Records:
------------------------------------------------

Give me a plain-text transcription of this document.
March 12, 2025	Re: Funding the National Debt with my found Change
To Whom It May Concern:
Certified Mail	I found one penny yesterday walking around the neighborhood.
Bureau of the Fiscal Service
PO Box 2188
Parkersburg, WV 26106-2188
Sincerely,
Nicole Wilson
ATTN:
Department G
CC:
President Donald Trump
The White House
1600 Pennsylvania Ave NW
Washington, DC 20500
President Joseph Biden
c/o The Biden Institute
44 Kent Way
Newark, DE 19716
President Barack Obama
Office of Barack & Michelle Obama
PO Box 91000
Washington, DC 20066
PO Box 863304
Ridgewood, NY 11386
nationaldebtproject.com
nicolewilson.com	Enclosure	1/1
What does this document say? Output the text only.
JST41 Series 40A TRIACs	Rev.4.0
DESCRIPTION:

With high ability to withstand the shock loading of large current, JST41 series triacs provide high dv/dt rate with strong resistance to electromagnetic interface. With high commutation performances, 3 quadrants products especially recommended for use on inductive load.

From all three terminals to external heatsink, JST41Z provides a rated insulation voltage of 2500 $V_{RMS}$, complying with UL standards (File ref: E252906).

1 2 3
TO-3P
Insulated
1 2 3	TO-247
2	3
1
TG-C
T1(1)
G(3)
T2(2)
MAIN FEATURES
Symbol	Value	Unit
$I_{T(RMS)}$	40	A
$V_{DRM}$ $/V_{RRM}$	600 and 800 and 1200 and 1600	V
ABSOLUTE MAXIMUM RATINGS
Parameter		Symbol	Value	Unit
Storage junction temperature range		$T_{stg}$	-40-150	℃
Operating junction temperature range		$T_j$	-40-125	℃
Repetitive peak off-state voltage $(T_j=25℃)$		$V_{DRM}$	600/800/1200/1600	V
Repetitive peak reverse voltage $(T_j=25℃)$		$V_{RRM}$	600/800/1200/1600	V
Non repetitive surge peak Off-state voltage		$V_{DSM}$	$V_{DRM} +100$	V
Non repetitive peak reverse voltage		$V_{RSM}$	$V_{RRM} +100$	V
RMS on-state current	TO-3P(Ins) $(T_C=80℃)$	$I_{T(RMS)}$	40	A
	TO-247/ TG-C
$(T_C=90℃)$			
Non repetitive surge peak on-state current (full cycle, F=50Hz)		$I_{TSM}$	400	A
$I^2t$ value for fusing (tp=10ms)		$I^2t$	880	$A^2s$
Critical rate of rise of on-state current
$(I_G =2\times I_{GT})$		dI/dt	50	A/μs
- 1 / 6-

------------------------------------------------

**What you are asked to do:**
Repeat all the entries exactly as given.

**Answer to the task:**
Give me a plain-text transcription of this document.
March 12, 2025	Re: Funding the National Debt with my found Change
To Whom It May Concern:
Certified Mail	I found one penny yesterday walking around the neighborhood.
Bureau of the Fiscal Service
PO Box 2188
Parkersburg, WV 26106-2188
Sincerely,
Nicole Wilson
ATTN:
Department G
CC:
President Donald Trump
The White House
1600 Pennsylvania Ave NW
Washington, DC 20500
President Joseph Biden
c/o The Biden Institute
44 Kent Way
Newark, DE 19716
President Barack Obama
Office of Barack & Michelle Obama
PO Box 91000
Washington, DC 20066
PO Box 863304
Ridgewood, NY 11386
nationaldebtproject.com
nicolewilson.com	Enclosure	1/1
What does this document say? Output the text only.
JST41 Series 40A TRIACs	Rev.4.0
DESCRIPTION:

With high ability to withstand the shock loading of large current, JST41 series triacs provide high dv/dt rate with strong resistance to electromagnetic interface. With high commutation performances, 3 quadrants products especially recommended for use on inductive load.

From all three terminals to external heatsink, JST41Z provides a rated insulation voltage of 2500 $V_{RMS}$, complying with UL standards (File ref: E252906).

1 2 3
TO-3P
Insulated
1 2 3	TO-247
2	3
1
TG-C
T1(1)
G(3)
T2(2)
MAIN FEATURES
Symbol	Value	Unit
$I_{T(RMS)}$	40	A
$V_{DRM}$ $/V_{RRM}$	600 and 800 and 1200 and 1600	V
ABSOLUTE MAXIMUM RATINGS
Parameter		Symbol	Value	Unit
Storage junction temperature range		$T_{stg}$	-40-150	℃
Operating junction temperature range		$T_j$	-40-125	℃
Repetitive peak off-state voltage $(T_j=25℃)$		$V_{DRM}$	600/800/1200/1600	V
Repetitive peak reverse voltage $(T_j=25℃)$		$V_{RRM}$	600/800/1200/1600	V
Non repetitive surge peak Off-state voltage		$V_{DSM}$	$V_{DRM} +100$	V
Non repetitive peak reverse voltage		$V_{RSM}$	$V_{RRM} +100$	V
RMS on-state current	TO-3P(Ins) $(T_C=80℃)$	$I_{T(RMS)}$	40	A
	TO-247/ TG-C
$(T_C=90℃)$			
Non repetitive surge peak on-state current (full cycle, F=50Hz)		$I_{TSM}$	400	A
$I^2t$ value for fusing (tp=10ms)		$I^2t$	880	$A^2s$
Critical rate of rise of on-state current
$(I_G =2\times I_{GT})$		dI/dt	50	A/μs
- 1 / 6-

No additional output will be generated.